▶ _Given problem_:
Can you give all the records again without altering a single character?

--------------------------------------------------

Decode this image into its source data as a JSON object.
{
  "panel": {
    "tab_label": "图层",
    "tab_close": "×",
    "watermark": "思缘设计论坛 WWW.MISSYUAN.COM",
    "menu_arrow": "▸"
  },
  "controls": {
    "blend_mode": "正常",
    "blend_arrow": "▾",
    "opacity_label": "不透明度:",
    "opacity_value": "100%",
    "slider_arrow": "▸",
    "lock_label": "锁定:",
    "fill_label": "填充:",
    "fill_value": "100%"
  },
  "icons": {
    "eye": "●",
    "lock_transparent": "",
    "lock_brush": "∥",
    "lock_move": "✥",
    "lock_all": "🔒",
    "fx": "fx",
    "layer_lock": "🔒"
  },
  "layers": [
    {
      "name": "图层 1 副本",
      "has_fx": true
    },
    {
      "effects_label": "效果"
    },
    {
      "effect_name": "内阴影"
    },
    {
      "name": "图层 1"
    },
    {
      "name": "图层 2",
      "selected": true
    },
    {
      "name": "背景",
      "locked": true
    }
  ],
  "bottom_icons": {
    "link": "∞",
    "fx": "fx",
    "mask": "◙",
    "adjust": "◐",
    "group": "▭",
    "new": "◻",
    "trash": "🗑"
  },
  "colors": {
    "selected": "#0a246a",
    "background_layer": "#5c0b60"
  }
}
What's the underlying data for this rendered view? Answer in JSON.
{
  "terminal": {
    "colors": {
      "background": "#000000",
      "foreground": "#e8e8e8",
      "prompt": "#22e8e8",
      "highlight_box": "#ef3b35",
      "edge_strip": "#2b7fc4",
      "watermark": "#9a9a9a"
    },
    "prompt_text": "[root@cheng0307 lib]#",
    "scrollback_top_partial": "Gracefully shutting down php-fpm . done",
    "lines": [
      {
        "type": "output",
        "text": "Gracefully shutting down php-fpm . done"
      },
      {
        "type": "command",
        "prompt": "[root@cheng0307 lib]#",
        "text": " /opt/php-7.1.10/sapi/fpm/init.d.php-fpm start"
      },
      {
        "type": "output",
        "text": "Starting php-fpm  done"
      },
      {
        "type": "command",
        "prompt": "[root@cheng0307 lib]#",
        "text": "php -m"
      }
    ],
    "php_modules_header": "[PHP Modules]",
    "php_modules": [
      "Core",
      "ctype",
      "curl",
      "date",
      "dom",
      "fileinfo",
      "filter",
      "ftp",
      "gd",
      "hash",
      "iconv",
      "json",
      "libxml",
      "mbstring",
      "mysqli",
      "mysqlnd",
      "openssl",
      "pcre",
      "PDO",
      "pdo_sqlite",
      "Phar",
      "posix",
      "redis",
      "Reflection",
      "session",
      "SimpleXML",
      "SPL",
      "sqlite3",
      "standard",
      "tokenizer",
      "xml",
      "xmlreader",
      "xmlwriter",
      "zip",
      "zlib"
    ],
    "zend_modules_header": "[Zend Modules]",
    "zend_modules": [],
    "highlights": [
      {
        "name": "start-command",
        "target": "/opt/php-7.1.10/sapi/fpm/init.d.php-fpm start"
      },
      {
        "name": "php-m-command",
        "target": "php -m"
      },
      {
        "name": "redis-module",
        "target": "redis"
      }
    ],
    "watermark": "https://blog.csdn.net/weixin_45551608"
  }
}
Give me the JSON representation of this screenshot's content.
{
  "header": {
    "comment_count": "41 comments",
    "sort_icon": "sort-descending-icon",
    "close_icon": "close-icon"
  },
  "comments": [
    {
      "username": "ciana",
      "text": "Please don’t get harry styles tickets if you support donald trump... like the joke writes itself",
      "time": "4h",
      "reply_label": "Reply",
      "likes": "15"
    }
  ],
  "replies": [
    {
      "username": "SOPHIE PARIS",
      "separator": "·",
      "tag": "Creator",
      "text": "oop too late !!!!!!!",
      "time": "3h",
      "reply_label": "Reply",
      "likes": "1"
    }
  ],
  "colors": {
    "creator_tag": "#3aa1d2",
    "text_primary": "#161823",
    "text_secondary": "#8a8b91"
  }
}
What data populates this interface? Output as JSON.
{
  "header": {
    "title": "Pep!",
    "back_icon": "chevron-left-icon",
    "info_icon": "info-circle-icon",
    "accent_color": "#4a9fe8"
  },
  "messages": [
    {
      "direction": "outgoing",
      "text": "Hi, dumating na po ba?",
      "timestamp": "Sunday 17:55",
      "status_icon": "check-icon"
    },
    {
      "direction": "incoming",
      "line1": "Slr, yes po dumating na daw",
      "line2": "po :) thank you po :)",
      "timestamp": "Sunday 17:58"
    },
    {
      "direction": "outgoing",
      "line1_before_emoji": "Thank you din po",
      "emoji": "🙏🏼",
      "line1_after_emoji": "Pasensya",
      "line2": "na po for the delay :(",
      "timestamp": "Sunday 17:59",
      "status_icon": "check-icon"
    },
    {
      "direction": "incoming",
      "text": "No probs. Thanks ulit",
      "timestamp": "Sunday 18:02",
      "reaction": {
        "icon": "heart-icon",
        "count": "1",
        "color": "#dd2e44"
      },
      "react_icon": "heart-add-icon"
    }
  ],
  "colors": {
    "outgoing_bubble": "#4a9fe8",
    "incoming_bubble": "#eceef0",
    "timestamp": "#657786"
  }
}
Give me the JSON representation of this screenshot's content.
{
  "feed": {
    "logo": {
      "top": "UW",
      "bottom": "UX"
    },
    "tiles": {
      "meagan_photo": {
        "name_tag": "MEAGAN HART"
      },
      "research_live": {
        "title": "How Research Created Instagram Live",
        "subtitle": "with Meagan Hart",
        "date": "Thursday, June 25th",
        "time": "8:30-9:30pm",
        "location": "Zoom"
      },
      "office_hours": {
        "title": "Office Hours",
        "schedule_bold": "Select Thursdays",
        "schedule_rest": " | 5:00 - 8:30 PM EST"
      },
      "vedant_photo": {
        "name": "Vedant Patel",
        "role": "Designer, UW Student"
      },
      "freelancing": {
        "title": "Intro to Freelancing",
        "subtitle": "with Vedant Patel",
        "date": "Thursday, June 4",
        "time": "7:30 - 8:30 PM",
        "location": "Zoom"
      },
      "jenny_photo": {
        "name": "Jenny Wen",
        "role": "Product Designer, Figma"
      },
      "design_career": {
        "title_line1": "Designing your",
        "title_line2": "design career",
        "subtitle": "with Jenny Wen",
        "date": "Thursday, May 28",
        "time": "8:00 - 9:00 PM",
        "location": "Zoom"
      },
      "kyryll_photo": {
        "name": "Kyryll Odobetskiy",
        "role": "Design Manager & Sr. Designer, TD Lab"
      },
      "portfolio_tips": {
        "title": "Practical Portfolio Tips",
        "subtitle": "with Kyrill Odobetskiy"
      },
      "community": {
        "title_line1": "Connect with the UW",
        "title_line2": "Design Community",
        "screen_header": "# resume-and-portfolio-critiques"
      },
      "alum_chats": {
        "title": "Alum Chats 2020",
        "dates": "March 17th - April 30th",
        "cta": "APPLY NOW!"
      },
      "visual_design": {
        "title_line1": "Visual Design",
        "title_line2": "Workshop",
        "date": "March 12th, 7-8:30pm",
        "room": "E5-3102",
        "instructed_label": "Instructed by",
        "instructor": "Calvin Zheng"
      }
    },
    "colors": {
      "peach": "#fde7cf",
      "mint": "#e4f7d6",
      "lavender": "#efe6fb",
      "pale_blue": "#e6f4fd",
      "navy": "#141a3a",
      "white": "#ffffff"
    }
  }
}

--------------------------------------------------

▶ _Worked answer_:
Decode this image into its source data as a JSON object.
{
  "panel": {
    "tab_label": "图层",
    "tab_close": "×",
    "watermark": "思缘设计论坛 WWW.MISSYUAN.COM",
    "menu_arrow": "▸"
  },
  "controls": {
    "blend_mode": "正常",
    "blend_arrow": "▾",
    "opacity_label": "不透明度:",
    "opacity_value": "100%",
    "slider_arrow": "▸",
    "lock_label": "锁定:",
    "fill_label": "填充:",
    "fill_value": "100%"
  },
  "icons": {
    "eye": "●",
    "lock_transparent": "",
    "lock_brush": "∥",
    "lock_move": "✥",
    "lock_all": "🔒",
    "fx": "fx",
    "layer_lock": "🔒"
  },
  "layers": [
    {
      "name": "图层 1 副本",
      "has_fx": true
    },
    {
      "effects_label": "效果"
    },
    {
      "effect_name": "内阴影"
    },
    {
      "name": "图层 1"
    },
    {
      "name": "图层 2",
      "selected": true
    },
    {
      "name": "背景",
      "locked": true
    }
  ],
  "bottom_icons": {
    "link": "∞",
    "fx": "fx",
    "mask": "◙",
    "adjust": "◐",
    "group": "▭",
    "new": "◻",
    "trash": "🗑"
  },
  "colors": {
    "selected": "#0a246a",
    "background_layer": "#5c0b60"
  }
}
What's the underlying data for this rendered view? Answer in JSON.
{
  "terminal": {
    "colors": {
      "background": "#000000",
      "foreground": "#e8e8e8",
      "prompt": "#22e8e8",
      "highlight_box": "#ef3b35",
      "edge_strip": "#2b7fc4",
      "watermark": "#9a9a9a"
    },
    "prompt_text": "[root@cheng0307 lib]#",
    "scrollback_top_partial": "Gracefully shutting down php-fpm . done",
    "lines": [
      {
        "type": "output",
        "text": "Gracefully shutting down php-fpm . done"
      },
      {
        "type": "command",
        "prompt": "[root@cheng0307 lib]#",
        "text": " /opt/php-7.1.10/sapi/fpm/init.d.php-fpm start"
      },
      {
        "type": "output",
        "text": "Starting php-fpm  done"
      },
      {
        "type": "command",
        "prompt": "[root@cheng0307 lib]#",
        "text": "php -m"
      }
    ],
    "php_modules_header": "[PHP Modules]",
    "php_modules": [
      "Core",
      "ctype",
      "curl",
      "date",
      "dom",
      "fileinfo",
      "filter",
      "ftp",
      "gd",
      "hash",
      "iconv",
      "json",
      "libxml",
      "mbstring",
      "mysqli",
      "mysqlnd",
      "openssl",
      "pcre",
      "PDO",
      "pdo_sqlite",
      "Phar",
      "posix",
      "redis",
      "Reflection",
      "session",
      "SimpleXML",
      "SPL",
      "sqlite3",
      "standard",
      "tokenizer",
      "xml",
      "xmlreader",
      "xmlwriter",
      "zip",
      "zlib"
    ],
    "zend_modules_header": "[Zend Modules]",
    "zend_modules": [],
    "highlights": [
      {
        "name": "start-command",
        "target": "/opt/php-7.1.10/sapi/fpm/init.d.php-fpm start"
      },
      {
        "name": "php-m-command",
        "target": "php -m"
      },
      {
        "name": "redis-module",
        "target": "redis"
      }
    ],
    "watermark": "https://blog.csdn.net/weixin_45551608"
  }
}
Give me the JSON representation of this screenshot's content.
{
  "header": {
    "comment_count": "41 comments",
    "sort_icon": "sort-descending-icon",
    "close_icon": "close-icon"
  },
  "comments": [
    {
      "username": "ciana",
      "text": "Please don’t get harry styles tickets if you support donald trump... like the joke writes itself",
      "time": "4h",
      "reply_label": "Reply",
      "likes": "15"
    }
  ],
  "replies": [
    {
      "username": "SOPHIE PARIS",
      "separator": "·",
      "tag": "Creator",
      "text": "oop too late !!!!!!!",
      "time": "3h",
      "reply_label": "Reply",
      "likes": "1"
    }
  ],
  "colors": {
    "creator_tag": "#3aa1d2",
    "text_primary": "#161823",
    "text_secondary": "#8a8b91"
  }
}
What data populates this interface? Output as JSON.
{
  "header": {
    "title": "Pep!",
    "back_icon": "chevron-left-icon",
    "info_icon": "info-circle-icon",
    "accent_color": "#4a9fe8"
  },
  "messages": [
    {
      "direction": "outgoing",
      "text": "Hi, dumating na po ba?",
      "timestamp": "Sunday 17:55",
      "status_icon": "check-icon"
    },
    {
      "direction": "incoming",
      "line1": "Slr, yes po dumating na daw",
      "line2": "po :) thank you po :)",
      "timestamp": "Sunday 17:58"
    },
    {
      "direction": "outgoing",
      "line1_before_emoji": "Thank you din po",
      "emoji": "🙏🏼",
      "line1_after_emoji": "Pasensya",
      "line2": "na po for the delay :(",
      "timestamp": "Sunday 17:59",
      "status_icon": "check-icon"
    },
    {
      "direction": "incoming",
      "text": "No probs. Thanks ulit",
      "timestamp": "Sunday 18:02",
      "reaction": {
        "icon": "heart-icon",
        "count": "1",
        "color": "#dd2e44"
      },
      "react_icon": "heart-add-icon"
    }
  ],
  "colors": {
    "outgoing_bubble": "#4a9fe8",
    "incoming_bubble": "#eceef0",
    "timestamp": "#657786"
  }
}
Give me the JSON representation of this screenshot's content.
{
  "feed": {
    "logo": {
      "top": "UW",
      "bottom": "UX"
    },
    "tiles": {
      "meagan_photo": {
        "name_tag": "MEAGAN HART"
      },
      "research_live": {
        "title": "How Research Created Instagram Live",
        "subtitle": "with Meagan Hart",
        "date": "Thursday, June 25th",
        "time": "8:30-9:30pm",
        "location": "Zoom"
      },
      "office_hours": {
        "title": "Office Hours",
        "schedule_bold": "Select Thursdays",
        "schedule_rest": " | 5:00 - 8:30 PM EST"
      },
      "vedant_photo": {
        "name": "Vedant Patel",
        "role": "Designer, UW Student"
      },
      "freelancing": {
        "title": "Intro to Freelancing",
        "subtitle": "with Vedant Patel",
        "date": "Thursday, June 4",
        "time": "7:30 - 8:30 PM",
        "location": "Zoom"
      },
      "jenny_photo": {
        "name": "Jenny Wen",
        "role": "Product Designer, Figma"
      },
      "design_career": {
        "title_line1": "Designing your",
        "title_line2": "design career",
        "subtitle": "with Jenny Wen",
        "date": "Thursday, May 28",
        "time": "8:00 - 9:00 PM",
        "location": "Zoom"
      },
      "kyryll_photo": {
        "name": "Kyryll Odobetskiy",
        "role": "Design Manager & Sr. Designer, TD Lab"
      },
      "portfolio_tips": {
        "title": "Practical Portfolio Tips",
        "subtitle": "with Kyrill Odobetskiy"
      },
      "community": {
        "title_line1": "Connect with the UW",
        "title_line2": "Design Community",
        "screen_header": "# resume-and-portfolio-critiques"
      },
      "alum_chats": {
        "title": "Alum Chats 2020",
        "dates": "March 17th - April 30th",
        "cta": "APPLY NOW!"
      },
      "visual_design": {
        "title_line1": "Visual Design",
        "title_line2": "Workshop",
        "date": "March 12th, 7-8:30pm",
        "room": "E5-3102",
        "instructed_label": "Instructed by",
        "instructor": "Calvin Zheng"
      }
    },
    "colors": {
      "peach": "#fde7cf",
      "mint": "#e4f7d6",
      "lavender": "#efe6fb",
      "pale_blue": "#e6f4fd",
      "navy": "#141a3a",
      "white": "#ffffff"
    }
  }
}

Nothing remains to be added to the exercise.